### DATA IN THIS EXERCISE:
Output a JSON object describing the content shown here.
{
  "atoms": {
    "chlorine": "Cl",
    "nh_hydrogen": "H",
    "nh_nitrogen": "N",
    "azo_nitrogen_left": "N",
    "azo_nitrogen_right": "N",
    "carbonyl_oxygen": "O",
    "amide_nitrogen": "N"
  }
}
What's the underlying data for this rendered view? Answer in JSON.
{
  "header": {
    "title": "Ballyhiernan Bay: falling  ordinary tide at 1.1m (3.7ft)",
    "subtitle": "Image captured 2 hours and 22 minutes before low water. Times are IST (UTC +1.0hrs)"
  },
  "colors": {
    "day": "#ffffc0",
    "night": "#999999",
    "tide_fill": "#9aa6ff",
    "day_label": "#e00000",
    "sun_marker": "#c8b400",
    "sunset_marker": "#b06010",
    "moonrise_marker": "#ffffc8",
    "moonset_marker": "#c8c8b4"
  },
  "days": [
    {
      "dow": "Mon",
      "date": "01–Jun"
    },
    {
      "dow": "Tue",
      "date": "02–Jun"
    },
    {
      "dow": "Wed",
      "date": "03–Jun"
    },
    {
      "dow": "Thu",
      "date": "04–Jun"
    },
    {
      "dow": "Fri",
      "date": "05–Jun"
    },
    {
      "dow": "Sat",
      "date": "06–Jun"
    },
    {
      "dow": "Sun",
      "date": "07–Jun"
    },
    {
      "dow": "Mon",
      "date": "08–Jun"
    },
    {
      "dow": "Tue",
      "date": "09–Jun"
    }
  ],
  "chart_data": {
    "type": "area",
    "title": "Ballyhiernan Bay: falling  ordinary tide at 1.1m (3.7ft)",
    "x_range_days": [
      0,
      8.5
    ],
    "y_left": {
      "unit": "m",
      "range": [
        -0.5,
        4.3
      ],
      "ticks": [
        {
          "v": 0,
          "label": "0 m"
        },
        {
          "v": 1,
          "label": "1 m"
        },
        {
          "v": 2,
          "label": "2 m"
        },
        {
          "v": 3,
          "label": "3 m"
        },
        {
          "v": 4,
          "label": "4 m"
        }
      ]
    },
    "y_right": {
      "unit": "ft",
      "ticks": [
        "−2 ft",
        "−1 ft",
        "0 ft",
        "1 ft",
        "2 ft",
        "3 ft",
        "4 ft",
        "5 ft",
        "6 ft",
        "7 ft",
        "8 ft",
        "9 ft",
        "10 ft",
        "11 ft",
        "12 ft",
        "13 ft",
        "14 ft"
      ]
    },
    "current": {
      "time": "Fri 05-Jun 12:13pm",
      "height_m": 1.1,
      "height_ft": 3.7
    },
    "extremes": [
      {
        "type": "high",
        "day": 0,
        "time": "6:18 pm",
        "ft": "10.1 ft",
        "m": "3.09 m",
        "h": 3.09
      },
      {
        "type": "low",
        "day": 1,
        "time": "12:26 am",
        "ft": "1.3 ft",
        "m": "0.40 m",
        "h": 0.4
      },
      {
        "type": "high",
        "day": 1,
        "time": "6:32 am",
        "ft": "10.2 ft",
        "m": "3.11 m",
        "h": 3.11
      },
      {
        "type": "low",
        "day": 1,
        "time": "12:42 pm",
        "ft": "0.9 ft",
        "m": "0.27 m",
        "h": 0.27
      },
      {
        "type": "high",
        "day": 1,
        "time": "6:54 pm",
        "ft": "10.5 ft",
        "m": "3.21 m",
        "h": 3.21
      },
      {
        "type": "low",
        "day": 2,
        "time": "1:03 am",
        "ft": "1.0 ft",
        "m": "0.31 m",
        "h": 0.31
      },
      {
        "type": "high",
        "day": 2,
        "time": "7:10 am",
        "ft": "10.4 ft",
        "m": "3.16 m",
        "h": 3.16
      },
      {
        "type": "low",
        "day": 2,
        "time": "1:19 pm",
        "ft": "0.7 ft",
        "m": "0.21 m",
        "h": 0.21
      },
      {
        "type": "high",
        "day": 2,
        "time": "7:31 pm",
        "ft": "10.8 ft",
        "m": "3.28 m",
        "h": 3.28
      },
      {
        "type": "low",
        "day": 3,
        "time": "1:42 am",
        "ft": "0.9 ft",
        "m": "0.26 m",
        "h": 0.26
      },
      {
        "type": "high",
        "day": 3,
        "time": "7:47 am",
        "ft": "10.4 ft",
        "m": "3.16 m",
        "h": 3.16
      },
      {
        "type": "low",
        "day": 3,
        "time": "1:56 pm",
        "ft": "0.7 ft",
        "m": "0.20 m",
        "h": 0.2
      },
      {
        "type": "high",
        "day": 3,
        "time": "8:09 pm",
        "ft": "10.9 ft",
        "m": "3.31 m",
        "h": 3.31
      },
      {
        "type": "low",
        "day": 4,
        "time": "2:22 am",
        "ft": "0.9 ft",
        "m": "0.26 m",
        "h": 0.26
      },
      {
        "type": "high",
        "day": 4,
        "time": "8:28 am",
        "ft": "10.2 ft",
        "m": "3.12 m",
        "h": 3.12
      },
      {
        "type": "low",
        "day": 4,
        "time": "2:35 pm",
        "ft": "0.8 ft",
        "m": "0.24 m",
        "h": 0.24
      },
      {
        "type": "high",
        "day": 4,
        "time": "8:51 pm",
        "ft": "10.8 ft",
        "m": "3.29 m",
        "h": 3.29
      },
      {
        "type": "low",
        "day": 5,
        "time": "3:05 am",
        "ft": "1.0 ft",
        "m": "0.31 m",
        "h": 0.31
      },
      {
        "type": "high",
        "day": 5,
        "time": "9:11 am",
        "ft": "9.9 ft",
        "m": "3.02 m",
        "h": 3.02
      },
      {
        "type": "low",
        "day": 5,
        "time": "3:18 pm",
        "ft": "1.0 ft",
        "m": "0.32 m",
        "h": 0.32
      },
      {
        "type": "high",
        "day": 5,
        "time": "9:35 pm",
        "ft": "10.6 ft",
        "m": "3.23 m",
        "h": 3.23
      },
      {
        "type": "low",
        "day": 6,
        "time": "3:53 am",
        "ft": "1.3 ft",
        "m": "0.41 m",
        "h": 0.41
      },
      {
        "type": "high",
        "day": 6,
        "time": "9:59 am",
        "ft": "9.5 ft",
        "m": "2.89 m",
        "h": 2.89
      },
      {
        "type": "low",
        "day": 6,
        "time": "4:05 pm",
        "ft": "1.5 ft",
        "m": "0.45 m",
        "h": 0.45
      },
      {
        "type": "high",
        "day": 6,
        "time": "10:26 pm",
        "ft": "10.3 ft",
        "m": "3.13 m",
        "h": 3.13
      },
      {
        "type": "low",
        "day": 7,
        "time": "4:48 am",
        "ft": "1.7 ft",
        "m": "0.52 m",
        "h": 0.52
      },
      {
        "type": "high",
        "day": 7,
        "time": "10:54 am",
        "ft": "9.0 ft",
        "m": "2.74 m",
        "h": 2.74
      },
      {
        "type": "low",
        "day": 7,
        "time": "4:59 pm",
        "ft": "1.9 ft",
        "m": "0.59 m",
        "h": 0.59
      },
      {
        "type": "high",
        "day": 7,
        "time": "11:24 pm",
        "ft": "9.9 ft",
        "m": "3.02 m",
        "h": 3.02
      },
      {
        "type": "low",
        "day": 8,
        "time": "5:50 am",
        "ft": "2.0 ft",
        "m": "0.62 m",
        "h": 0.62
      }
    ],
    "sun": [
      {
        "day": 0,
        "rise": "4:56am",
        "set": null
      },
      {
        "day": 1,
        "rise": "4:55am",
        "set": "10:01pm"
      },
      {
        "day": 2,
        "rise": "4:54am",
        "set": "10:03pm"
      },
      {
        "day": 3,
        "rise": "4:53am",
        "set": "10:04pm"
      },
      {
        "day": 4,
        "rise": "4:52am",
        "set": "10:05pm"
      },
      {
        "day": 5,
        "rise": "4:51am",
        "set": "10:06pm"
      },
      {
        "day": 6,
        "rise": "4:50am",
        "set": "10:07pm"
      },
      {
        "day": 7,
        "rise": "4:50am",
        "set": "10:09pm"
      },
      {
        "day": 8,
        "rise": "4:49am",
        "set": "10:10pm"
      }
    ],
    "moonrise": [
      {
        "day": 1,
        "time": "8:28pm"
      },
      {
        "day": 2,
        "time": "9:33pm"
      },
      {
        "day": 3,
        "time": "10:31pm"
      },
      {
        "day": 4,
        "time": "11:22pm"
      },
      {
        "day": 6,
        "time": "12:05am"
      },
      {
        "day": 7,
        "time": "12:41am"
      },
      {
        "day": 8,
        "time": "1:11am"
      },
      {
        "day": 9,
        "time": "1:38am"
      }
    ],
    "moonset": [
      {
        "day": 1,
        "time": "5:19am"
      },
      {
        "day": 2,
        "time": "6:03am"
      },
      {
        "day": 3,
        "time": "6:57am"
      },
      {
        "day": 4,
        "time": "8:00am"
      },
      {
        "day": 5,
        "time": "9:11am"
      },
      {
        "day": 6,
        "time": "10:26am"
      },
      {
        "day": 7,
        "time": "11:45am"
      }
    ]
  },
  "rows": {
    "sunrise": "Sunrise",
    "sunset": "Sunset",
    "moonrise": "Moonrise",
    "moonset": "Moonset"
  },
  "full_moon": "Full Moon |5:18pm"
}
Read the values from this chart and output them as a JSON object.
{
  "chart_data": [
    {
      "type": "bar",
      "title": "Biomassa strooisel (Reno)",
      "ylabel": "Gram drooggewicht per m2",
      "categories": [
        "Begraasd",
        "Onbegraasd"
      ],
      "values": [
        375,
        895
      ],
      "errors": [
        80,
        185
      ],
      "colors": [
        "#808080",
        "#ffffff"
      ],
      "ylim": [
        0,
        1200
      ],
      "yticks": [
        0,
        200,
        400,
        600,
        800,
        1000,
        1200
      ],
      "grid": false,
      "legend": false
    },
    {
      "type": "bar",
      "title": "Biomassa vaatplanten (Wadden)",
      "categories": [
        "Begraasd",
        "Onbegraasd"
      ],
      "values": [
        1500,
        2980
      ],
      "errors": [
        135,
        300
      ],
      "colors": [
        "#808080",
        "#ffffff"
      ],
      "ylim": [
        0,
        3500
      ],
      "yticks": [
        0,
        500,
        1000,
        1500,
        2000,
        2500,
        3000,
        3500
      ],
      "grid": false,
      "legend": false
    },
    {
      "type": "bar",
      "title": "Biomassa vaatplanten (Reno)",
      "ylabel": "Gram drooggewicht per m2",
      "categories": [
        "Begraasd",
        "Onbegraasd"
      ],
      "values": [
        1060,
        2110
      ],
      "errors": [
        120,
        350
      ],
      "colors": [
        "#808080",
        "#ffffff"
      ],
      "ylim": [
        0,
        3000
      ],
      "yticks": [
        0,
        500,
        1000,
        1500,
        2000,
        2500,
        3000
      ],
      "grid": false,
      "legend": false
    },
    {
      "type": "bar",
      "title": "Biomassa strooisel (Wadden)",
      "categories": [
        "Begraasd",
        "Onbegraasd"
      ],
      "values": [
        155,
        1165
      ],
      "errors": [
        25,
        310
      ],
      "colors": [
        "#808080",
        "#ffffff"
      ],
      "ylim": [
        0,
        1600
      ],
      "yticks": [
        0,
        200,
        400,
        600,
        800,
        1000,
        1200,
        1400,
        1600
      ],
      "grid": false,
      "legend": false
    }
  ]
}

### TO DO:
Consider the entries above and return each line with the string "Wadden".

### SOLVED EXERCISE:
      "title": "Biomassa vaatplanten (Wadden)",
      "title": "Biomassa strooisel (Wadden)",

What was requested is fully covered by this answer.